Do this:
Repeat each record below exactly as given.

Supplied material:
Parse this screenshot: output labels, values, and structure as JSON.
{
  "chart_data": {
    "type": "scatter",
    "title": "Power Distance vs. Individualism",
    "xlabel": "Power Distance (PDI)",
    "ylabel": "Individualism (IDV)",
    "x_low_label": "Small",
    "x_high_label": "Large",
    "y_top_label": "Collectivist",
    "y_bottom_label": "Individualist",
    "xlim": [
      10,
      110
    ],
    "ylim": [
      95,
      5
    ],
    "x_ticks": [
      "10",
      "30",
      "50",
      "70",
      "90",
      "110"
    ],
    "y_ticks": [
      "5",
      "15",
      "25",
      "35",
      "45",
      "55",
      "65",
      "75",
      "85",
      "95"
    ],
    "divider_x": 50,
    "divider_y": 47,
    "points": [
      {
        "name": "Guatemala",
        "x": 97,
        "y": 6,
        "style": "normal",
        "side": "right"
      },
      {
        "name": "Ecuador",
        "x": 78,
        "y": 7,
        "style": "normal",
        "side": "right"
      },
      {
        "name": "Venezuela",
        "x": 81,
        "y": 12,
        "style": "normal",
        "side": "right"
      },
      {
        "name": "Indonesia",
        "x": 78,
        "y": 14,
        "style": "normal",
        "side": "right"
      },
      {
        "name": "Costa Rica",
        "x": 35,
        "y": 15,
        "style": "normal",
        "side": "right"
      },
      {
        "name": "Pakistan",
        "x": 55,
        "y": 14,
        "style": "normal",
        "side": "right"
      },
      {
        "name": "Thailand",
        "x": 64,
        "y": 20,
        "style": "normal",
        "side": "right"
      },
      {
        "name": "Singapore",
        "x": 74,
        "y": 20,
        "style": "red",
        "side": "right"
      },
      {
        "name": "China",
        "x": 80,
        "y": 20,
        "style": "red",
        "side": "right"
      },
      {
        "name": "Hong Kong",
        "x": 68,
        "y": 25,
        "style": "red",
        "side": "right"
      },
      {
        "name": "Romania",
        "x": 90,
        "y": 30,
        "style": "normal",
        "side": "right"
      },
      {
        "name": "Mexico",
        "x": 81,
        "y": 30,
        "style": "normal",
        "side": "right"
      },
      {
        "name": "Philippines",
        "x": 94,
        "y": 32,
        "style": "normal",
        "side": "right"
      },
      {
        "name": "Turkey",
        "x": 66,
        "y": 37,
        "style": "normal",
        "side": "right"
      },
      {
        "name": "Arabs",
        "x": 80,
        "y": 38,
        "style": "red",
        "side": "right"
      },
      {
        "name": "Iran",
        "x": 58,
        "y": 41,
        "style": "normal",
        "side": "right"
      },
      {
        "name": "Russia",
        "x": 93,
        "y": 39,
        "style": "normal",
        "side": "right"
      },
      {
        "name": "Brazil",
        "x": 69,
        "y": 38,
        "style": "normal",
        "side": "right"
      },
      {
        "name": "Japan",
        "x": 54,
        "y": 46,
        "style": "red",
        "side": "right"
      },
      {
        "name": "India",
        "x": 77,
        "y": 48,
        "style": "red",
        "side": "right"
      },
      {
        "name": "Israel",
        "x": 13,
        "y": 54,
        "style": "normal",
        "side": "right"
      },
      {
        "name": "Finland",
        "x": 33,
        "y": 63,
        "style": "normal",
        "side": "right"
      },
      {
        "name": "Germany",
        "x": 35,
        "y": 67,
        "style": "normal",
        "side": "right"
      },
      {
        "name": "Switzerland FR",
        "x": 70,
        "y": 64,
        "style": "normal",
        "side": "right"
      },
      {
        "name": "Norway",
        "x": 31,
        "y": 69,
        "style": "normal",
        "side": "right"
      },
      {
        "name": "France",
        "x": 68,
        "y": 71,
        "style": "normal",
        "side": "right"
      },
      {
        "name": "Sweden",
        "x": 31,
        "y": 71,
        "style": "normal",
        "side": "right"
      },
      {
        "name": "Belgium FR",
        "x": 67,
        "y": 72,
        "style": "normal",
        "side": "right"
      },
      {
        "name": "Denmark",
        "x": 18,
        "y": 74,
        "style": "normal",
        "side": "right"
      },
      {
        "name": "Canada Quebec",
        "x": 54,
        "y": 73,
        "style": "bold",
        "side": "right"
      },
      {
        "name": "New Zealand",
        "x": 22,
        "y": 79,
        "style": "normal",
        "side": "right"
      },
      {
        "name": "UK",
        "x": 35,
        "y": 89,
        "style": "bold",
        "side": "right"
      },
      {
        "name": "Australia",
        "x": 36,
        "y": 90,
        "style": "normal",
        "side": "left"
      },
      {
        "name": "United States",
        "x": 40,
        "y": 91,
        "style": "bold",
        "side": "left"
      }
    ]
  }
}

Output for this task:
Parse this screenshot: output labels, values, and structure as JSON.
{
  "chart_data": {
    "type": "scatter",
    "title": "Power Distance vs. Individualism",
    "xlabel": "Power Distance (PDI)",
    "ylabel": "Individualism (IDV)",
    "x_low_label": "Small",
    "x_high_label": "Large",
    "y_top_label": "Collectivist",
    "y_bottom_label": "Individualist",
    "xlim": [
      10,
      110
    ],
    "ylim": [
      95,
      5
    ],
    "x_ticks": [
      "10",
      "30",
      "50",
      "70",
      "90",
      "110"
    ],
    "y_ticks": [
      "5",
      "15",
      "25",
      "35",
      "45",
      "55",
      "65",
      "75",
      "85",
      "95"
    ],
    "divider_x": 50,
    "divider_y": 47,
    "points": [
      {
        "name": "Guatemala",
        "x": 97,
        "y": 6,
        "style": "normal",
        "side": "right"
      },
      {
        "name": "Ecuador",
        "x": 78,
        "y": 7,
        "style": "normal",
        "side": "right"
      },
      {
        "name": "Venezuela",
        "x": 81,
        "y": 12,
        "style": "normal",
        "side": "right"
      },
      {
        "name": "Indonesia",
        "x": 78,
        "y": 14,
        "style": "normal",
        "side": "right"
      },
      {
        "name": "Costa Rica",
        "x": 35,
        "y": 15,
        "style": "normal",
        "side": "right"
      },
      {
        "name": "Pakistan",
        "x": 55,
        "y": 14,
        "style": "normal",
        "side": "right"
      },
      {
        "name": "Thailand",
        "x": 64,
        "y": 20,
        "style": "normal",
        "side": "right"
      },
      {
        "name": "Singapore",
        "x": 74,
        "y": 20,
        "style": "red",
        "side": "right"
      },
      {
        "name": "China",
        "x": 80,
        "y": 20,
        "style": "red",
        "side": "right"
      },
      {
        "name": "Hong Kong",
        "x": 68,
        "y": 25,
        "style": "red",
        "side": "right"
      },
      {
        "name": "Romania",
        "x": 90,
        "y": 30,
        "style": "normal",
        "side": "right"
      },
      {
        "name": "Mexico",
        "x": 81,
        "y": 30,
        "style": "normal",
        "side": "right"
      },
      {
        "name": "Philippines",
        "x": 94,
        "y": 32,
        "style": "normal",
        "side": "right"
      },
      {
        "name": "Turkey",
        "x": 66,
        "y": 37,
        "style": "normal",
        "side": "right"
      },
      {
        "name": "Arabs",
        "x": 80,
        "y": 38,
        "style": "red",
        "side": "right"
      },
      {
        "name": "Iran",
        "x": 58,
        "y": 41,
        "style": "normal",
        "side": "right"
      },
      {
        "name": "Russia",
        "x": 93,
        "y": 39,
        "style": "normal",
        "side": "right"
      },
      {
        "name": "Brazil",
        "x": 69,
        "y": 38,
        "style": "normal",
        "side": "right"
      },
      {
        "name": "Japan",
        "x": 54,
        "y": 46,
        "style": "red",
        "side": "right"
      },
      {
        "name": "India",
        "x": 77,
        "y": 48,
        "style": "red",
        "side": "right"
      },
      {
        "name": "Israel",
        "x": 13,
        "y": 54,
        "style": "normal",
        "side": "right"
      },
      {
        "name": "Finland",
        "x": 33,
        "y": 63,
        "style": "normal",
        "side": "right"
      },
      {
        "name": "Germany",
        "x": 35,
        "y": 67,
        "style": "normal",
        "side": "right"
      },
      {
        "name": "Switzerland FR",
        "x": 70,
        "y": 64,
        "style": "normal",
        "side": "right"
      },
      {
        "name": "Norway",
        "x": 31,
        "y": 69,
        "style": "normal",
        "side": "right"
      },
      {
        "name": "France",
        "x": 68,
        "y": 71,
        "style": "normal",
        "side": "right"
      },
      {
        "name": "Sweden",
        "x": 31,
        "y": 71,
        "style": "normal",
        "side": "right"
      },
      {
        "name": "Belgium FR",
        "x": 67,
        "y": 72,
        "style": "normal",
        "side": "right"
      },
      {
        "name": "Denmark",
        "x": 18,
        "y": 74,
        "style": "normal",
        "side": "right"
      },
      {
        "name": "Canada Quebec",
        "x": 54,
        "y": 73,
        "style": "bold",
        "side": "right"
      },
      {
        "name": "New Zealand",
        "x": 22,
        "y": 79,
        "style": "normal",
        "side": "right"
      },
      {
        "name": "UK",
        "x": 35,
        "y": 89,
        "style": "bold",
        "side": "right"
      },
      {
        "name": "Australia",
        "x": 36,
        "y": 90,
        "style": "normal",
        "side": "left"
      },
      {
        "name": "United States",
        "x": 40,
        "y": 91,
        "style": "bold",
        "side": "left"
      }
    ]
  }
}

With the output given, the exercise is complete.